§ Task description:
Rewrite everything from the line containing "22, 35, 24]" down to the line containing "13, 19, 24]", swapping "Amber" for "Coral" and leaving the rest unchanged.

□ □ □ □ □ □ □

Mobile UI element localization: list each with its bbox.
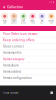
staticText: Love	[31, 22, 35, 24]
staticText: Great contact	[3, 45, 24, 48]
staticText: Amber	[48, 20, 54, 22]
button[interactable]: Your Order is on its way	[0, 31, 56, 37]
button[interactable]: Menu	[50, 92, 53, 94]
button[interactable]: Peach	[9, 13, 19, 24]
button[interactable]: Keep ordering offers	[0, 37, 56, 44]
staticText: Items share	[3, 64, 19, 67]
button[interactable]: Heart	[28, 13, 37, 24]
staticText: Items added	[3, 70, 21, 74]
staticText: Heart	[30, 20, 35, 22]
button[interactable]: Amber	[47, 13, 56, 24]
staticText: Leaf	[21, 20, 25, 22]
button[interactable]: Leaf	[19, 13, 28, 24]
staticText: Peach	[12, 20, 16, 22]
staticText: Items category	[3, 58, 25, 61]
staticText: Soft	[40, 22, 44, 24]
staticText: Items months	[3, 51, 21, 55]
staticText: Collection	[7, 5, 23, 9]
staticText: ▪▪▪ ▮	[49, 1, 54, 3]
staticText: Pink	[3, 22, 6, 24]
button[interactable]: Great contact	[0, 44, 56, 50]
staticText: Your Orders	[3, 91, 18, 94]
staticText: Warm	[11, 22, 17, 24]
button[interactable]: Rose	[0, 13, 9, 24]
button[interactable]: Items category	[0, 56, 56, 62]
staticText: Lilac	[40, 20, 44, 22]
staticText: Items configuration	[3, 76, 32, 80]
staticText: Sun	[50, 22, 53, 24]
staticText: Keep ordering offers	[3, 39, 34, 42]
button[interactable]: Items configuration	[0, 75, 56, 81]
button[interactable]: Items months	[0, 50, 56, 56]
staticText: Green	[21, 22, 26, 24]
button[interactable]: Items share	[0, 62, 56, 69]
button[interactable]: Back	[2, 4, 6, 10]
button[interactable]: Lilac	[37, 13, 47, 24]
staticText: Rose	[3, 20, 7, 22]
button[interactable]: Items added	[0, 69, 56, 75]
staticText: Your Order is on its way	[3, 32, 38, 36]
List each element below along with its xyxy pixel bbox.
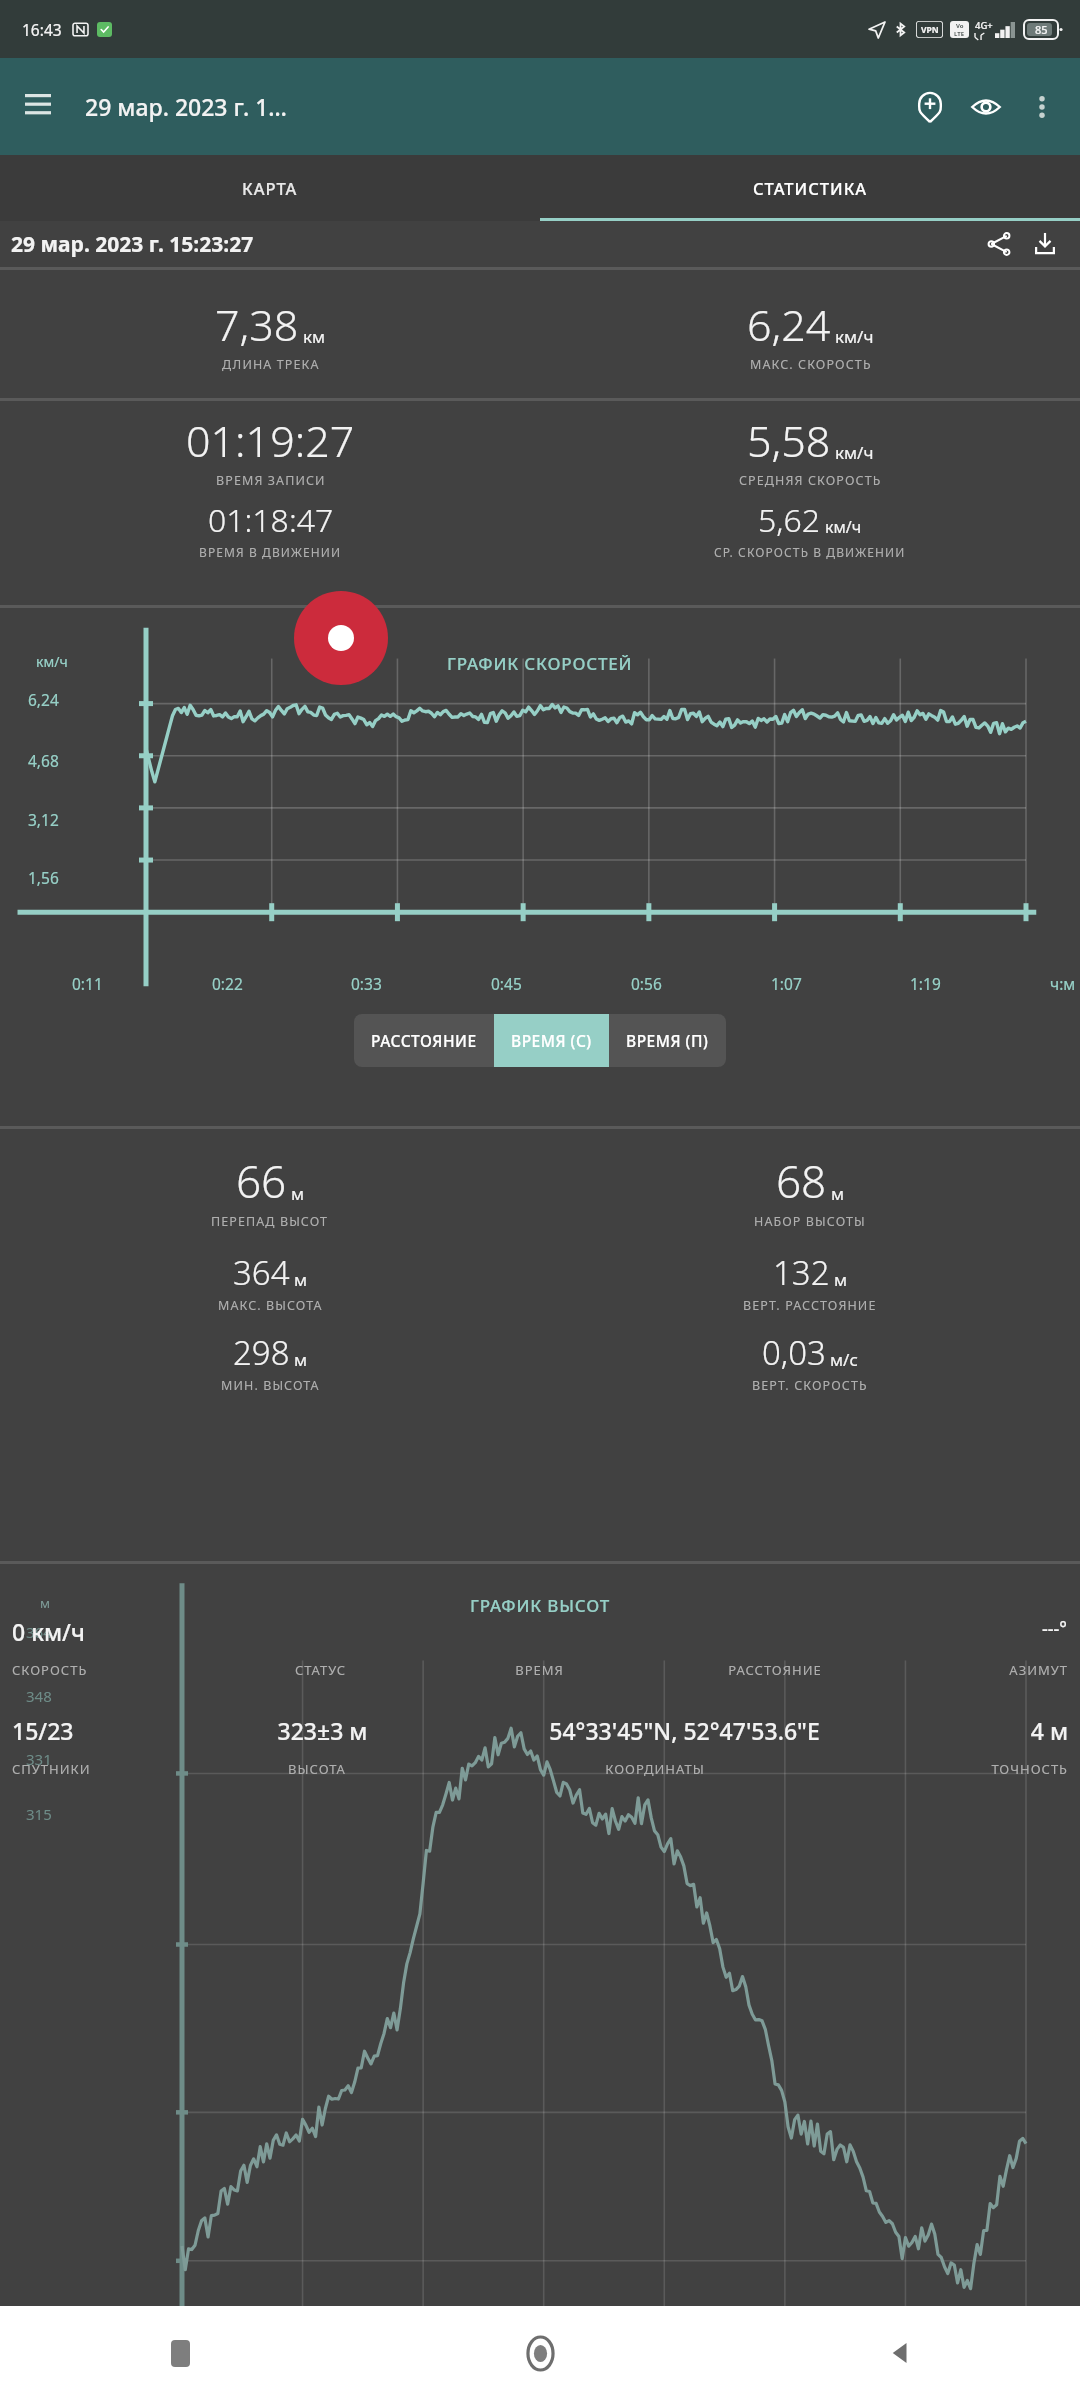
staticText: ВРЕМЯ В ДВИЖЕНИИ	[199, 544, 342, 560]
button[interactable]: Record	[294, 591, 388, 685]
staticText: м	[834, 1268, 848, 1291]
staticText: 298	[233, 1330, 290, 1375]
staticText: км/ч	[36, 652, 68, 671]
staticText: ВРЕМЯ ЗАПИСИ	[216, 472, 326, 489]
staticText: НАБОР ВЫСОТЫ	[754, 1213, 866, 1230]
staticText: м	[831, 1182, 845, 1205]
staticText: 1:07	[771, 973, 802, 994]
staticText: СТАТУС	[215, 1661, 426, 1679]
staticText: ГРАФИК СКОРОСТЕЙ	[447, 652, 633, 675]
button[interactable]: ВРЕМЯ (П)	[609, 1014, 726, 1067]
button[interactable]: Back	[881, 2334, 919, 2372]
staticText: 315	[26, 1804, 52, 1824]
button[interactable]: Menu	[14, 83, 62, 131]
button[interactable]: Home	[521, 2334, 559, 2372]
staticText: 0:56	[631, 973, 662, 994]
staticText: м	[294, 1268, 308, 1291]
staticText: км/ч	[825, 516, 862, 538]
staticText: 0,03	[762, 1330, 826, 1375]
staticText: МАКС. СКОРОСТЬ	[750, 356, 872, 373]
staticText: ДЛИНА ТРЕКА	[222, 356, 320, 373]
staticText: 29 мар. 2023 г. 1…	[85, 91, 287, 122]
staticText: 4G+	[975, 19, 993, 32]
staticText: м	[40, 1594, 50, 1612]
button[interactable]: Recent apps	[171, 2340, 190, 2367]
staticText: 364	[26, 1622, 52, 1642]
staticText: 1:19	[910, 973, 941, 994]
staticText: 7,38	[215, 295, 299, 354]
button[interactable]: Visibility	[958, 79, 1014, 135]
staticText: ГРАФИК ВЫСОТ	[470, 1594, 610, 1617]
staticText: ТОЧНОСТЬ	[886, 1760, 1068, 1778]
staticText: МИН. ВЫСОТА	[221, 1377, 320, 1394]
staticText: 66	[236, 1151, 287, 1211]
staticText: СР. СКОРОСТЬ В ДВИЖЕНИИ	[714, 544, 906, 560]
staticText: км/ч	[835, 325, 874, 348]
staticText: 5,62	[758, 498, 821, 542]
staticText: 16:43	[22, 19, 62, 40]
staticText: КАРТА	[242, 177, 298, 199]
staticText: ПЕРЕПАД ВЫСОТ	[211, 1213, 329, 1230]
staticText: КООРДИНАТЫ	[424, 1760, 886, 1778]
staticText: ВЕРТ. РАССТОЯНИЕ	[743, 1297, 877, 1314]
staticText: 0 км/ч	[12, 1616, 85, 1647]
staticText: 01:19:27	[186, 411, 355, 470]
staticText: 0:22	[212, 973, 243, 994]
button[interactable]: Share	[976, 221, 1022, 267]
staticText: 3,12	[28, 809, 59, 830]
staticText: 132	[773, 1250, 830, 1295]
staticText: 85	[1035, 22, 1048, 37]
staticText: Vo	[956, 22, 964, 30]
staticText: ВРЕМЯ (С)	[511, 1030, 592, 1051]
staticText: 4 м	[920, 1715, 1068, 1746]
staticText: ВЕРТ. СКОРОСТЬ	[752, 1377, 868, 1394]
staticText: 364	[233, 1250, 290, 1295]
staticText: 348	[26, 1686, 52, 1706]
staticText: ч:м	[1050, 973, 1076, 994]
staticText: LTE	[954, 30, 965, 38]
staticText: 4,68	[28, 750, 59, 771]
staticText: ВРЕМЯ (П)	[626, 1030, 709, 1051]
button[interactable]: РАССТОЯНИЕ	[354, 1014, 494, 1067]
staticText: СПУТНИКИ	[12, 1760, 210, 1778]
staticText: км	[303, 325, 326, 348]
staticText: 54°33'45"N, 52°47'53.6"E	[449, 1715, 920, 1746]
staticText: 1,56	[28, 867, 59, 888]
staticText: 29 мар. 2023 г. 15:23:27	[11, 230, 254, 259]
staticText: м	[291, 1182, 305, 1205]
staticText: 68	[776, 1151, 827, 1211]
staticText: РАССТОЯНИЕ	[653, 1661, 897, 1679]
staticText: 6,24	[747, 295, 831, 354]
button[interactable]: СТАТИСТИКА	[540, 155, 1080, 221]
staticText: 0:45	[491, 973, 522, 994]
staticText: СРЕДНЯЯ СКОРОСТЬ	[739, 472, 882, 489]
button[interactable]: Add waypoint	[902, 79, 958, 135]
button[interactable]: ВРЕМЯ (С)	[494, 1014, 609, 1067]
staticText: МАКС. ВЫСОТА	[218, 1297, 323, 1314]
staticText: ВРЕМЯ	[426, 1661, 653, 1679]
staticText: 0:33	[351, 973, 382, 994]
staticText: СКОРОСТЬ	[12, 1661, 215, 1679]
staticText: м	[294, 1348, 308, 1371]
staticText: 0:11	[72, 973, 103, 994]
staticText: м/с	[830, 1348, 858, 1371]
button[interactable]: More options	[1014, 79, 1070, 135]
staticText: ВЫСОТА	[210, 1760, 424, 1778]
button[interactable]: КАРТА	[0, 155, 540, 221]
staticText: СТАТИСТИКА	[753, 177, 868, 199]
staticText: км/ч	[835, 441, 874, 464]
staticText: АЗИМУТ	[897, 1661, 1068, 1679]
button[interactable]: Download	[1022, 221, 1068, 267]
staticText: 323±3 м	[196, 1715, 449, 1746]
staticText: ---°	[1042, 1616, 1068, 1641]
staticText: 01:18:47	[208, 498, 334, 542]
staticText: РАССТОЯНИЕ	[371, 1030, 477, 1051]
staticText: VPN	[921, 24, 939, 36]
staticText: 5,58	[747, 411, 831, 470]
staticText: 6,24	[28, 689, 59, 710]
staticText: 331	[26, 1749, 52, 1769]
staticText: 15/23	[12, 1715, 196, 1746]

□ □ □ □ □ □ □

§ Final result:
staticText: Love	[31, 22, 35, 24]
staticText: Great contact	[3, 45, 24, 48]
staticText: Coral	[48, 20, 54, 22]
button[interactable]: Your Order is on its way	[0, 31, 56, 37]
button[interactable]: Menu	[50, 92, 53, 94]
button[interactable]: Peach	[9, 13, 19, 24]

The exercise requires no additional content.